Write out each line from the data below that includes the word "JSON".

───── Records for the exercise

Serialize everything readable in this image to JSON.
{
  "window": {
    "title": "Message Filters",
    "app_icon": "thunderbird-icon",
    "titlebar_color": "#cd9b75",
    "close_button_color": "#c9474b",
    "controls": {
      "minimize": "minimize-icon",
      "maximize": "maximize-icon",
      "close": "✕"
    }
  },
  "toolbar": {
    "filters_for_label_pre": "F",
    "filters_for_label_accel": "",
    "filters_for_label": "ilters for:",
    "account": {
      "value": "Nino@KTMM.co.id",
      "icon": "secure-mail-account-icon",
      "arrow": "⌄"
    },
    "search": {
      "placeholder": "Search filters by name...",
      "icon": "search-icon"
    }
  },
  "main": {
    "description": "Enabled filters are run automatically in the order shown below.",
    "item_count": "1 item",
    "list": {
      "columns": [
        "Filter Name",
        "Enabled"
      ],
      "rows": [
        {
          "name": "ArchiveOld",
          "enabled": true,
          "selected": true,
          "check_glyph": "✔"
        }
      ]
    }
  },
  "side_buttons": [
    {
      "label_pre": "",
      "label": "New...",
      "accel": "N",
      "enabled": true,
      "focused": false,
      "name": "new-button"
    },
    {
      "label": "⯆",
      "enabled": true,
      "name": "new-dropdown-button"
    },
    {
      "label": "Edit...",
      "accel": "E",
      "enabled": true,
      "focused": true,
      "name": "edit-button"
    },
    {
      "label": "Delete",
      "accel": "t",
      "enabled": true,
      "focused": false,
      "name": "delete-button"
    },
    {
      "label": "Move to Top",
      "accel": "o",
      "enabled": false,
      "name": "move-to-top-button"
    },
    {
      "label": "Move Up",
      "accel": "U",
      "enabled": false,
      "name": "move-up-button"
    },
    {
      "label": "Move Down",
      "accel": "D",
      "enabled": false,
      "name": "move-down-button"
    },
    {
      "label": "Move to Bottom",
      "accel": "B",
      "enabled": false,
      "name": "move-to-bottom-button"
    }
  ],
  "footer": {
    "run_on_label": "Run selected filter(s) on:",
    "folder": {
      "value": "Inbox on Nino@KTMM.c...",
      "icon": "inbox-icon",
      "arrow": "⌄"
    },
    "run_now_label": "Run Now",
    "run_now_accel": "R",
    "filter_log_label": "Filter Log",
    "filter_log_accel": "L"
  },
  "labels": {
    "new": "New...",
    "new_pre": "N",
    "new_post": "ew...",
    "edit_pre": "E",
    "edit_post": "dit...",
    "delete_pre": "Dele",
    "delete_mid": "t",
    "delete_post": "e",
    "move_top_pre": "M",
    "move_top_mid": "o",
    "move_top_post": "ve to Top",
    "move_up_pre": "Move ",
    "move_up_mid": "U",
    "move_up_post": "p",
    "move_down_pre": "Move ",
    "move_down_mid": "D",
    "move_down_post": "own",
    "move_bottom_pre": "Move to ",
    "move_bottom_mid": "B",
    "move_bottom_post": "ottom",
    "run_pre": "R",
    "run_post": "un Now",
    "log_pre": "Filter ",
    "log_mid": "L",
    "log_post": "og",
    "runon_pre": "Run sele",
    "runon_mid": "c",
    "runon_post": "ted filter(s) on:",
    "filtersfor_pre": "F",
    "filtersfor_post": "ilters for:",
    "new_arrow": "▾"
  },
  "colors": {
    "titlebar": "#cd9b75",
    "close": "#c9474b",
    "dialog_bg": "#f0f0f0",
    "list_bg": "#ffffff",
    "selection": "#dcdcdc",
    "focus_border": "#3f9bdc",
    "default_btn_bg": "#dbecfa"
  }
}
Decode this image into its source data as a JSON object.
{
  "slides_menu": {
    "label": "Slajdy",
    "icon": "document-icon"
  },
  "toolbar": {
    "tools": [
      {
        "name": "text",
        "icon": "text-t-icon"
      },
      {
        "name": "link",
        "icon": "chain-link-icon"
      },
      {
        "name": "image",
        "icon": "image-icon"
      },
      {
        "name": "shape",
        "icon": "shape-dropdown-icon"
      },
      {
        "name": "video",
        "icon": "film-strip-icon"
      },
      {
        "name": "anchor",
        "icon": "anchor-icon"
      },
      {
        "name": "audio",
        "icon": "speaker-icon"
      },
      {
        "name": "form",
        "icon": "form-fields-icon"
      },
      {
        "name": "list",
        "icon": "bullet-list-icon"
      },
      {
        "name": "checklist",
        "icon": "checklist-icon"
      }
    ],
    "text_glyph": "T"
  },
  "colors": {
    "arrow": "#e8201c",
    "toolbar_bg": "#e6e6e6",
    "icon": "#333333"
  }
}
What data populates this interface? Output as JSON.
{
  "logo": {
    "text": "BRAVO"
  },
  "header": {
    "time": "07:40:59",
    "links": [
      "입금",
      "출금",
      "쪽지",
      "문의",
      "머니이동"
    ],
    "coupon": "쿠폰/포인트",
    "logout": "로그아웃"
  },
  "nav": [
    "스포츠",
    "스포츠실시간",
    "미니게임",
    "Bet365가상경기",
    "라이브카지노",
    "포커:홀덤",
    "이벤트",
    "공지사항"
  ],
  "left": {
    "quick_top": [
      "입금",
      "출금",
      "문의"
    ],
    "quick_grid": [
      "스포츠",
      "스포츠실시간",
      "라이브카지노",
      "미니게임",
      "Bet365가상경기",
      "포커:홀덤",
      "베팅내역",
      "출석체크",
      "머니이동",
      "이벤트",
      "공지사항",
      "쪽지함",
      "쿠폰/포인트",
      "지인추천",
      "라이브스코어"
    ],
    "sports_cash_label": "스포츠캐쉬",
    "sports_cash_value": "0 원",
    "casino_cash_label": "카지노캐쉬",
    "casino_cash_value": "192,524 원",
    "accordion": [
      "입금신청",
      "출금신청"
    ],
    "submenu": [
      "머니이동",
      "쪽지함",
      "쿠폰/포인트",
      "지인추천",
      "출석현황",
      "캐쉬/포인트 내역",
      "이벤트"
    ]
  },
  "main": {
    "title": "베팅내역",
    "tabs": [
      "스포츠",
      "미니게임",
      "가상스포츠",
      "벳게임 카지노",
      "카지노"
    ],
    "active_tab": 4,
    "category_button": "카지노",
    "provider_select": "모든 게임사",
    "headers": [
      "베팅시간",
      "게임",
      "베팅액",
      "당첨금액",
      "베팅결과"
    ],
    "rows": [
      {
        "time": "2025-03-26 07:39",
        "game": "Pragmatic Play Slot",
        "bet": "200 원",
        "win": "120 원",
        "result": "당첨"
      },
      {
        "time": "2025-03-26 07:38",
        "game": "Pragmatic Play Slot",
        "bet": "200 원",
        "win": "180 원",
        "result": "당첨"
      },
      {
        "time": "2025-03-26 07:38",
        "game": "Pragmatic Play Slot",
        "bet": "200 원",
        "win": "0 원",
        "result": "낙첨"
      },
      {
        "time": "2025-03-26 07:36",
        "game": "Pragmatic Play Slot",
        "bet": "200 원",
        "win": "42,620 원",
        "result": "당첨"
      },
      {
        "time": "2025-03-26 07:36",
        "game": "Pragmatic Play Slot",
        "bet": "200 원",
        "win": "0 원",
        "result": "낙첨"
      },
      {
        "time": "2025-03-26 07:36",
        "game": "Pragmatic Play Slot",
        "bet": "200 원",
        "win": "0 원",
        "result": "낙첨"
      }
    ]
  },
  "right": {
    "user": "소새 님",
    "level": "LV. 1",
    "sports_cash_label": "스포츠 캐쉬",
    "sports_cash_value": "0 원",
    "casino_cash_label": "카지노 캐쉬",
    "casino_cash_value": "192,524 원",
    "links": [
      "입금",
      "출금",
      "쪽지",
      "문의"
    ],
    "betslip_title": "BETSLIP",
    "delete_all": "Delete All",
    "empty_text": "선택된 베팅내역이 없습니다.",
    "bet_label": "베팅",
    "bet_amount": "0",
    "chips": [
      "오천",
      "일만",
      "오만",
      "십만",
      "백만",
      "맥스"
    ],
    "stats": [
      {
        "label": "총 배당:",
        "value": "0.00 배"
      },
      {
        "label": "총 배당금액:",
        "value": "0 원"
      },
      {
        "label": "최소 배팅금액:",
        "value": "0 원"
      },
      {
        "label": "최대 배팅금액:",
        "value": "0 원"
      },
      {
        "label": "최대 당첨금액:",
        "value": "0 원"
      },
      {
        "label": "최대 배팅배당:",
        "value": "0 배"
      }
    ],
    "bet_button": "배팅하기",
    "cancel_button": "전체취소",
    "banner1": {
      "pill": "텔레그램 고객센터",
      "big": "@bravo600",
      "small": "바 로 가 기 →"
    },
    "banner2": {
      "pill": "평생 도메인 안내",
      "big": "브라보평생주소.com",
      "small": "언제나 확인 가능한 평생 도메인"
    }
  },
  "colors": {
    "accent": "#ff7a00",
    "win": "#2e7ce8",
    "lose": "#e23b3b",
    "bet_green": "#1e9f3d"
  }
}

──────────

Task response:
Serialize everything readable in this image to JSON.
Decode this image into its source data as a JSON object.
What data populates this interface? Output as JSON.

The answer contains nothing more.